TEXTO FACILITADO:
En Luxemburgo se respira calma. Un sábado de octubre las calles están llenas del frío del invierno de España y vacías de gente, que prefiere refugiarse en pequeños restaurantes con encanto del centro y pubs de música francesa. Algunos toman vino, otros cerveza, los menos, champán. Nada baja de tres euros, excepto el café.

En la capitalidad cultural europea del 2007 viven cerca de 90.000 habitantes, casi los mismos que en Cáceres, pero la población se duplica a diario con los que acuden a trabajar de municipios de la periferia, donde la vivienda es más asequible que la media de 1.300 euros del alquiler de un apartamento en la capital. 10.000 funcionarios de la Unión Europea tienen su empleo en esta ciudad, en un nuevo barrio cerca del aeropuerto. Son los mejor pagados junto a los empleados de los 150 bancos con sede en el Gran Ducado de Luxemburgo --una monarquía constitucional gobernada por el primer ministro Jean-Claude Juncker, del Partido Popular Social Cristiano, de centro derecha--. No ir a votar cada cinco años acarrea una multa.

DATOS PROPORCIONADOS:
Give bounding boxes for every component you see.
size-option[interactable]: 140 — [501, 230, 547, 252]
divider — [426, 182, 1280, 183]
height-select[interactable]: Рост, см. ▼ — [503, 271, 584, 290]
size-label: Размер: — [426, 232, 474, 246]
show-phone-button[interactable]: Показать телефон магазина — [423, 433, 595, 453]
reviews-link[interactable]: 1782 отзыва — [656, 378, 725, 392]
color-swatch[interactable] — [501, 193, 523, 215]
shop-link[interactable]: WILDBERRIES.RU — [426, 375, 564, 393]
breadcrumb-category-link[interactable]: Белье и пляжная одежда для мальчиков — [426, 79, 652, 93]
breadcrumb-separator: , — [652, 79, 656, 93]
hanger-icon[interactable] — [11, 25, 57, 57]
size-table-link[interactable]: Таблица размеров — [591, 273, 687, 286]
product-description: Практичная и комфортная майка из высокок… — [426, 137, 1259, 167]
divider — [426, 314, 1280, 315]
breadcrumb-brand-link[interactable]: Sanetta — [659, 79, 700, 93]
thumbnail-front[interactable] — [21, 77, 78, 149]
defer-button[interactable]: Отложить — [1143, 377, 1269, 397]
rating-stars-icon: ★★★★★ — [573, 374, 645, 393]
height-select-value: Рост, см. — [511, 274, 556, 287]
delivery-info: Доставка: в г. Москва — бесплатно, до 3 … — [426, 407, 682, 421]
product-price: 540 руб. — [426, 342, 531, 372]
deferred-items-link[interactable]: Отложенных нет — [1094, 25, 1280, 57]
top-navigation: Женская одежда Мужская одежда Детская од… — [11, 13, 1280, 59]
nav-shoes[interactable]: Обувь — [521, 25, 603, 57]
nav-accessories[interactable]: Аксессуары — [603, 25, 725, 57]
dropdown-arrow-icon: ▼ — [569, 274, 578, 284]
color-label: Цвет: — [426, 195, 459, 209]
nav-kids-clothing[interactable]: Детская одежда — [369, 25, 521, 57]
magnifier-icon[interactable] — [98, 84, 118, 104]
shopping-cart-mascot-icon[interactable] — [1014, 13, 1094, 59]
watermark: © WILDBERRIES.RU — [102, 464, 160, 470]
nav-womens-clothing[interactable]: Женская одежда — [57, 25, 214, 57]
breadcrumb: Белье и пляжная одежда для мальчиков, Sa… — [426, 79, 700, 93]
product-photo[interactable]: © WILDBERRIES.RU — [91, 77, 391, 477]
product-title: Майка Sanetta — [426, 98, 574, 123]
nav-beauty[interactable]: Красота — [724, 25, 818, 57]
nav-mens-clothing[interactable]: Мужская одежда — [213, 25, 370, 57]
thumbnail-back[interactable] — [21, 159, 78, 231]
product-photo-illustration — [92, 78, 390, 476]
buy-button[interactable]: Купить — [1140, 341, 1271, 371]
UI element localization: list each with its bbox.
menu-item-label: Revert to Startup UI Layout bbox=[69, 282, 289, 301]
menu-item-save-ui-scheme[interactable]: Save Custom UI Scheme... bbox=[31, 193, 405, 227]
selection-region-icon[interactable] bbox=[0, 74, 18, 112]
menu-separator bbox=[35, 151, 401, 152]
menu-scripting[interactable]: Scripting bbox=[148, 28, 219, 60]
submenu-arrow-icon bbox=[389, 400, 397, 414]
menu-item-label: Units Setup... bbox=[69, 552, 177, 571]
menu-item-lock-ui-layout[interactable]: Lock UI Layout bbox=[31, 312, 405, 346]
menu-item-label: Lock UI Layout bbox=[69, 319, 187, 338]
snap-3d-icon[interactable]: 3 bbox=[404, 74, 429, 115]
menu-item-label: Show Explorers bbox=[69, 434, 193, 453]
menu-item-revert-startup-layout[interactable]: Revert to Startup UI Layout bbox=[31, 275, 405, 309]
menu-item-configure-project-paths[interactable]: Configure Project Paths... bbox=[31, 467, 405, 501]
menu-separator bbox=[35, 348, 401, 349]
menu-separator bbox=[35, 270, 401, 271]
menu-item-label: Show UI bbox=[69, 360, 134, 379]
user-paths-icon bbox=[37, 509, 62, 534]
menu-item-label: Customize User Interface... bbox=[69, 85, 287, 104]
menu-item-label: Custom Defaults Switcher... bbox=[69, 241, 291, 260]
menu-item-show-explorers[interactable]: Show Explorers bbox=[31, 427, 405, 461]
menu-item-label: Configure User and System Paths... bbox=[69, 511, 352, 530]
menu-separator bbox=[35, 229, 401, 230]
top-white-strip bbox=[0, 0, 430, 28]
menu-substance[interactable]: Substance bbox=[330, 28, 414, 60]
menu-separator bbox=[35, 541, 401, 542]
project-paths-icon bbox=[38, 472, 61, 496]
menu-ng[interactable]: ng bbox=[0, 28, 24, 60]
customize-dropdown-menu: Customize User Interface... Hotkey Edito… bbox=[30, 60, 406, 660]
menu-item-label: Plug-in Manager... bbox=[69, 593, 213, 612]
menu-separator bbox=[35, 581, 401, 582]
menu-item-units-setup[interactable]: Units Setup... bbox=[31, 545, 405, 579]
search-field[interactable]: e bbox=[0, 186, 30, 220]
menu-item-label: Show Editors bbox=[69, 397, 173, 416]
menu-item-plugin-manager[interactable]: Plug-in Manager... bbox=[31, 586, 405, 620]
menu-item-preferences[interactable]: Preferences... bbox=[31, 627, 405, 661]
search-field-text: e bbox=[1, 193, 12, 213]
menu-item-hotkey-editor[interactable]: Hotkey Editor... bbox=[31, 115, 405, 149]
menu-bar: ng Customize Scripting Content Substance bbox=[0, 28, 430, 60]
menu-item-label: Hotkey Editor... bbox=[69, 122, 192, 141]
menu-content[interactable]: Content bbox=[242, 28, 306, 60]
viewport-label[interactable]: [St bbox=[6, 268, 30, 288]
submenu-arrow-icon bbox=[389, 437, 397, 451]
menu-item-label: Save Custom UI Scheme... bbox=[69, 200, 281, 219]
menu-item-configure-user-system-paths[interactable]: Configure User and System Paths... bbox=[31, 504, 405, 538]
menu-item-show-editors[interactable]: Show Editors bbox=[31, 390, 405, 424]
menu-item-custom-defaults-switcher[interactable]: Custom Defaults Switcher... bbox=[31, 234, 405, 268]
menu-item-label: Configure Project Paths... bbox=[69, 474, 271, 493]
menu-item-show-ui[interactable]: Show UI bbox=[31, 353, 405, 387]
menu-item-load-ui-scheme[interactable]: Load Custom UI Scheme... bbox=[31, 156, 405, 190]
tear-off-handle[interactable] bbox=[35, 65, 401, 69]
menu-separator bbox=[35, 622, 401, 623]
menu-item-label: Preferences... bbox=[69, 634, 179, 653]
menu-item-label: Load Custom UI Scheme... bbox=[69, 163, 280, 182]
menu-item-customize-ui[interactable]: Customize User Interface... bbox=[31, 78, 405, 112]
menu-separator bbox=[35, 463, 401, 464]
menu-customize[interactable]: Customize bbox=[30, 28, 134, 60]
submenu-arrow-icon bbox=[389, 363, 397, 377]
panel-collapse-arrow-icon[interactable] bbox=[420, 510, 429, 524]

PREGUNTAS:
1: Según el texto sobre Luxemburgo, ¿cuántos habitantes viven en la capital?
2: Enumera, por favor, todas las bebidas que se mencionan en el texto sobre Luxemburgo.
3: Transcribe del texto sobre Luxemburgo el fragmento que empieza con las palabras que contienen "En Luxemburgo se" y termina con "excepto el café.".
El listado no guarda relación con el texto sobre Luxemburgo.

RESULTADOS POR TAREA:
1: Cerca de 90.000 habitantes.

2: Vino, cerveza, champán y café.

3:
En Luxemburgo se respira calma. Un sábado de octubre las calles están llenas del frío del invierno de España y vacías de gente, que prefiere refugiarse en pequeños restaurantes con encanto del centro y pubs de música francesa. Algunos toman vino, otros cerveza, los menos, champán. Nada baja de tres euros, excepto el café.